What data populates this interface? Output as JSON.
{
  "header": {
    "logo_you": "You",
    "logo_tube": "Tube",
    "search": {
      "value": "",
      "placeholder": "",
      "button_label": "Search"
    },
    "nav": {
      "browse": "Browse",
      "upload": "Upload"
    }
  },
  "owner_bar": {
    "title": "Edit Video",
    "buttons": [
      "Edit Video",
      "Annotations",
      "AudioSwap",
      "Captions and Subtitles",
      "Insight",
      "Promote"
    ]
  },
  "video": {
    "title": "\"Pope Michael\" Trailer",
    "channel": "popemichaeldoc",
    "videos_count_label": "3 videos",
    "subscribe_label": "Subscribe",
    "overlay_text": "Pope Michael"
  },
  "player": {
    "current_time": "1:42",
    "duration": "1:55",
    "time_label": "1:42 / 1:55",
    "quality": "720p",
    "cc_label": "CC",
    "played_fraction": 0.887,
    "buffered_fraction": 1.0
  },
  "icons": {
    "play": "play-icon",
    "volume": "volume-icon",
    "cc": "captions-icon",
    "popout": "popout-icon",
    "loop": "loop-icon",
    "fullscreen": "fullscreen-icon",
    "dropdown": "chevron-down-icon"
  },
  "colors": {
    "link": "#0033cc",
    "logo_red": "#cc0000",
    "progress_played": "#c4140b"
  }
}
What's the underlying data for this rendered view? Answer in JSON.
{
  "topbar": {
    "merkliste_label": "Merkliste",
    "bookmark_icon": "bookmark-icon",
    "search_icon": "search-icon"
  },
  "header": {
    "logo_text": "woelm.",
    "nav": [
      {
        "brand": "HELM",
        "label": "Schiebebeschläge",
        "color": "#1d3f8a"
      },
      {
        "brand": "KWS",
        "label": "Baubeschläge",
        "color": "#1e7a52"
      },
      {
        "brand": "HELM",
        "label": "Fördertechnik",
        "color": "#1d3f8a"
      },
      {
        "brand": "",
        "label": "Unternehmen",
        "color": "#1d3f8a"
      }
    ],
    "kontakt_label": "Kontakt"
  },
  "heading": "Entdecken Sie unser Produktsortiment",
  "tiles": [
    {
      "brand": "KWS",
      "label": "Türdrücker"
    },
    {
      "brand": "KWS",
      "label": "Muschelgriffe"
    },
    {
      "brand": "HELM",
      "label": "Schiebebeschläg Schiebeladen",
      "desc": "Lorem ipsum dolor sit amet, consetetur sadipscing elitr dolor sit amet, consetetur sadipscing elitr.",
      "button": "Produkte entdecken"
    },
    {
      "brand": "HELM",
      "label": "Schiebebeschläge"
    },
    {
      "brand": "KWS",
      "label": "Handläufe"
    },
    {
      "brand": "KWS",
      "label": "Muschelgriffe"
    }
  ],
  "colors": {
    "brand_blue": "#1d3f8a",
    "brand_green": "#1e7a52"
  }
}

━━━━━━━━

* Task instructions: Copy out the full set of records precisely, leaving nothing out.

* Written response:
What data populates this interface? Output as JSON.
{
  "header": {
    "logo_you": "You",
    "logo_tube": "Tube",
    "search": {
      "value": "",
      "placeholder": "",
      "button_label": "Search"
    },
    "nav": {
      "browse": "Browse",
      "upload": "Upload"
    }
  },
  "owner_bar": {
    "title": "Edit Video",
    "buttons": [
      "Edit Video",
      "Annotations",
      "AudioSwap",
      "Captions and Subtitles",
      "Insight",
      "Promote"
    ]
  },
  "video": {
    "title": "\"Pope Michael\" Trailer",
    "channel": "popemichaeldoc",
    "videos_count_label": "3 videos",
    "subscribe_label": "Subscribe",
    "overlay_text": "Pope Michael"
  },
  "player": {
    "current_time": "1:42",
    "duration": "1:55",
    "time_label": "1:42 / 1:55",
    "quality": "720p",
    "cc_label": "CC",
    "played_fraction": 0.887,
    "buffered_fraction": 1.0
  },
  "icons": {
    "play": "play-icon",
    "volume": "volume-icon",
    "cc": "captions-icon",
    "popout": "popout-icon",
    "loop": "loop-icon",
    "fullscreen": "fullscreen-icon",
    "dropdown": "chevron-down-icon"
  },
  "colors": {
    "link": "#0033cc",
    "logo_red": "#cc0000",
    "progress_played": "#c4140b"
  }
}
What's the underlying data for this rendered view? Answer in JSON.
{
  "topbar": {
    "merkliste_label": "Merkliste",
    "bookmark_icon": "bookmark-icon",
    "search_icon": "search-icon"
  },
  "header": {
    "logo_text": "woelm.",
    "nav": [
      {
        "brand": "HELM",
        "label": "Schiebebeschläge",
        "color": "#1d3f8a"
      },
      {
        "brand": "KWS",
        "label": "Baubeschläge",
        "color": "#1e7a52"
      },
      {
        "brand": "HELM",
        "label": "Fördertechnik",
        "color": "#1d3f8a"
      },
      {
        "brand": "",
        "label": "Unternehmen",
        "color": "#1d3f8a"
      }
    ],
    "kontakt_label": "Kontakt"
  },
  "heading": "Entdecken Sie unser Produktsortiment",
  "tiles": [
    {
      "brand": "KWS",
      "label": "Türdrücker"
    },
    {
      "brand": "KWS",
      "label": "Muschelgriffe"
    },
    {
      "brand": "HELM",
      "label": "Schiebebeschläg Schiebeladen",
      "desc": "Lorem ipsum dolor sit amet, consetetur sadipscing elitr dolor sit amet, consetetur sadipscing elitr.",
      "button": "Produkte entdecken"
    },
    {
      "brand": "HELM",
      "label": "Schiebebeschläge"
    },
    {
      "brand": "KWS",
      "label": "Handläufe"
    },
    {
      "brand": "KWS",
      "label": "Muschelgriffe"
    }
  ],
  "colors": {
    "brand_blue": "#1d3f8a",
    "brand_green": "#1e7a52"
  }
}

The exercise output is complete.